**SHORT TASK 1**
In the superhero comics passage, who created the Fantastic Four?
**SHORT TASK 2**
Write a continuation of the superhero comics passage, beginning right after its final sentence.

**PAGE TEXT**
□ □ □ □ □

The superhero comic book begins in June 1938, when Action Comics #1 introduced Superman — a Jewish-immigrant-by-allegory from Krypton, created by two Cleveland teenagers named Jerry Siegel and Joe Shuster. A year later, Batman debuted. Captain America, Wonder Woman, and the Human Torch followed by 1941. The genre was pure American optimism in a specifically troubled era: World War II was about to begin, and America wanted stories about people strong enough to beat it.

The Marvel Age began in 1961 when Stan Lee and Jack Kirby created the Fantastic Four — the first superheroes who had jobs, anxieties, personal problems, and famously argued with each other. Spider-Man (1962) was a nerdy teenager. The X-Men (1963) were hated by the people they protected. Superheroes became messy, human, morally complicated — and the genre exploded.

□ □ □ □ □

**MATERIAL**
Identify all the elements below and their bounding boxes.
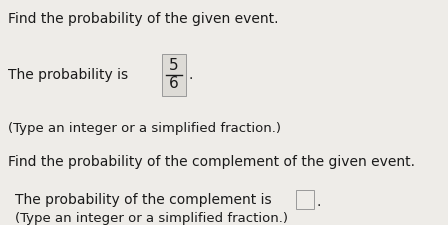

□ □ □ □ □

**WRITTEN RESPONSE 1**
Stan Lee and Jack Kirby

**WRITTEN RESPONSE 2**
National Superhero Day was founded in 1995 by Marvel Comics employees as an internal office celebration that leaked out into the culture. Early on, the day leaned toward the fictional; today, it’s about fictional and real heroes equally. Parades, costume contests, comic-store signings, and a lot of “thank you, teacher” cards.

The superhero genre now dominates global box office: Marvel films have grossed over $30 billion in 25 years. But the quiet half of National Superhero Day — the part about the real ones — is the half that lasts. Teachers, nurses, firefighters, cops, EMTs, military, neighbors who showed up when it mattered. Today’s a day for them, too.

With great power there must also come great responsibility.

— STAN LEE (AMAZING FANTASY #15, 1962)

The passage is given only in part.